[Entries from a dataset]
<<<<

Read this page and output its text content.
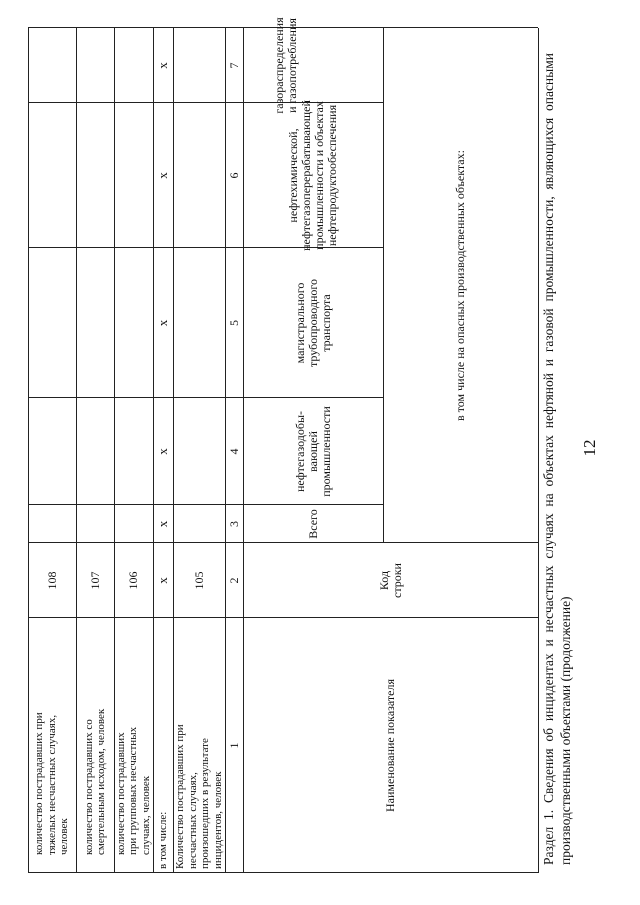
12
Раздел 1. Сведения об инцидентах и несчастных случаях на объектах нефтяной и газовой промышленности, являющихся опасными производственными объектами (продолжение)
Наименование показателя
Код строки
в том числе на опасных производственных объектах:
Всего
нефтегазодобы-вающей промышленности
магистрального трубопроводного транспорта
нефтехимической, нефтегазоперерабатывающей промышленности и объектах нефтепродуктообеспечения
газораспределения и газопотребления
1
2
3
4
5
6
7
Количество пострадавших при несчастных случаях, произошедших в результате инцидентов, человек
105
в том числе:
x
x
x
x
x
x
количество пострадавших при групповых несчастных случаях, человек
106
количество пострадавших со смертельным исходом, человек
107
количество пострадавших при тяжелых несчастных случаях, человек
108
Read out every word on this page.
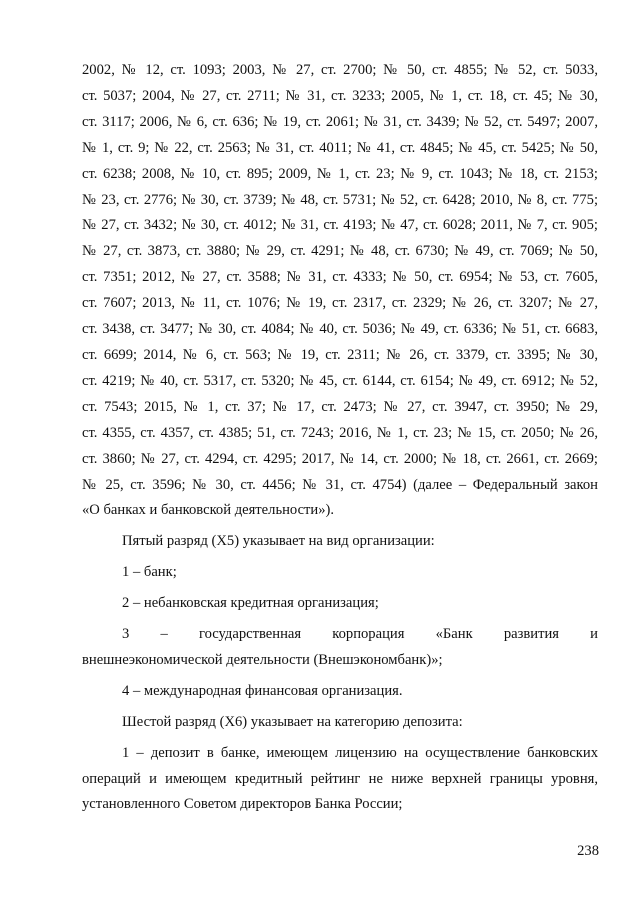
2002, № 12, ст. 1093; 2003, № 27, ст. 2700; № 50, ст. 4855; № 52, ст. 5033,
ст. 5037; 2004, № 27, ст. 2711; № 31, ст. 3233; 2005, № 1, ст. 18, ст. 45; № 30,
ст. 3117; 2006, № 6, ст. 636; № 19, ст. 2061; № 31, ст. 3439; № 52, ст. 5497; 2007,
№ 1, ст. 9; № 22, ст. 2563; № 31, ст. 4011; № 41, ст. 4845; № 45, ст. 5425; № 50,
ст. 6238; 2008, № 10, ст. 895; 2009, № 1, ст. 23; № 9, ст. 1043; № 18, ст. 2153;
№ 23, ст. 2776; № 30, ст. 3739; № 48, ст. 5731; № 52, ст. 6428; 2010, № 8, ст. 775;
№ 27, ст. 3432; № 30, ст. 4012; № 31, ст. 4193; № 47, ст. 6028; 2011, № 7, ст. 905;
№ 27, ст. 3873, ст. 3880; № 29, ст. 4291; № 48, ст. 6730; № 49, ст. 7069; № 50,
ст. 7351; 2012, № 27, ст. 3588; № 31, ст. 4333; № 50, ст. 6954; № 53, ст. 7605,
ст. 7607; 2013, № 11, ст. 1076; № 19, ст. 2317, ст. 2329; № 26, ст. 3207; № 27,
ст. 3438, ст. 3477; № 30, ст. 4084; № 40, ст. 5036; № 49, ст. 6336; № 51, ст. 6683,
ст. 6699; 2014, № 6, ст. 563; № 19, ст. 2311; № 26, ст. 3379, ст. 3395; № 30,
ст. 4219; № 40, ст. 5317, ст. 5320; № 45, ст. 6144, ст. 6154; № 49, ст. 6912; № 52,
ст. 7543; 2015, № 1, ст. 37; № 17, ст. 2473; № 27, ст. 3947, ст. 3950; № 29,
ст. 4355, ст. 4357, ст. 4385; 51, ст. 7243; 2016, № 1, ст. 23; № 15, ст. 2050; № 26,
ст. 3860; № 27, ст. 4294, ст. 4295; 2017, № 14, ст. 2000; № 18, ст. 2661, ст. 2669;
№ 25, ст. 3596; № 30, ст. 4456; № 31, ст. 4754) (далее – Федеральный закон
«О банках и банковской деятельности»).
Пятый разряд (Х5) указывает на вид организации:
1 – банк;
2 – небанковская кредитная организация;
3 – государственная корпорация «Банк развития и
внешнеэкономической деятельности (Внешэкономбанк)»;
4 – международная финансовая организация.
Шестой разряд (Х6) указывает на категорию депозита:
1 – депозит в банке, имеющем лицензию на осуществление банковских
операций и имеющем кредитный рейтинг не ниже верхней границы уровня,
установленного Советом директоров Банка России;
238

>>>>

■ Directive
Copy the listing in full and without alteration, omitting every picture.

■ Result for this task
Read this page and output its text content.
12
Раздел 1. Сведения об инцидентах и несчастных случаях на объектах нефтяной и газовой промышленности, являющихся опасными производственными объектами (продолжение)
Наименование показателя
Код строки
в том числе на опасных производственных объектах:
Всего
нефтегазодобы-вающей промышленности
магистрального трубопроводного транспорта
нефтехимической, нефтегазоперерабатывающей промышленности и объектах нефтепродуктообеспечения
газораспределения и газопотребления
1
2
3
4
5
6
7
Количество пострадавших при несчастных случаях, произошедших в результате инцидентов, человек
105
в том числе:
x
x
x
x
x
x
количество пострадавших при групповых несчастных случаях, человек
106
количество пострадавших со смертельным исходом, человек
107
количество пострадавших при тяжелых несчастных случаях, человек
108
Read out every word on this page.
2002, № 12, ст. 1093; 2003, № 27, ст. 2700; № 50, ст. 4855; № 52, ст. 5033,
ст. 5037; 2004, № 27, ст. 2711; № 31, ст. 3233; 2005, № 1, ст. 18, ст. 45; № 30,
ст. 3117; 2006, № 6, ст. 636; № 19, ст. 2061; № 31, ст. 3439; № 52, ст. 5497; 2007,
№ 1, ст. 9; № 22, ст. 2563; № 31, ст. 4011; № 41, ст. 4845; № 45, ст. 5425; № 50,
ст. 6238; 2008, № 10, ст. 895; 2009, № 1, ст. 23; № 9, ст. 1043; № 18, ст. 2153;
№ 23, ст. 2776; № 30, ст. 3739; № 48, ст. 5731; № 52, ст. 6428; 2010, № 8, ст. 775;
№ 27, ст. 3432; № 30, ст. 4012; № 31, ст. 4193; № 47, ст. 6028; 2011, № 7, ст. 905;
№ 27, ст. 3873, ст. 3880; № 29, ст. 4291; № 48, ст. 6730; № 49, ст. 7069; № 50,
ст. 7351; 2012, № 27, ст. 3588; № 31, ст. 4333; № 50, ст. 6954; № 53, ст. 7605,
ст. 7607; 2013, № 11, ст. 1076; № 19, ст. 2317, ст. 2329; № 26, ст. 3207; № 27,
ст. 3438, ст. 3477; № 30, ст. 4084; № 40, ст. 5036; № 49, ст. 6336; № 51, ст. 6683,
ст. 6699; 2014, № 6, ст. 563; № 19, ст. 2311; № 26, ст. 3379, ст. 3395; № 30,
ст. 4219; № 40, ст. 5317, ст. 5320; № 45, ст. 6144, ст. 6154; № 49, ст. 6912; № 52,
ст. 7543; 2015, № 1, ст. 37; № 17, ст. 2473; № 27, ст. 3947, ст. 3950; № 29,
ст. 4355, ст. 4357, ст. 4385; 51, ст. 7243; 2016, № 1, ст. 23; № 15, ст. 2050; № 26,
ст. 3860; № 27, ст. 4294, ст. 4295; 2017, № 14, ст. 2000; № 18, ст. 2661, ст. 2669;
№ 25, ст. 3596; № 30, ст. 4456; № 31, ст. 4754) (далее – Федеральный закон
«О банках и банковской деятельности»).
Пятый разряд (Х5) указывает на вид организации:
1 – банк;
2 – небанковская кредитная организация;
3 – государственная корпорация «Банк развития и
внешнеэкономической деятельности (Внешэкономбанк)»;
4 – международная финансовая организация.
Шестой разряд (Х6) указывает на категорию депозита:
1 – депозит в банке, имеющем лицензию на осуществление банковских
операций и имеющем кредитный рейтинг не ниже верхней границы уровня,
установленного Советом директоров Банка России;
238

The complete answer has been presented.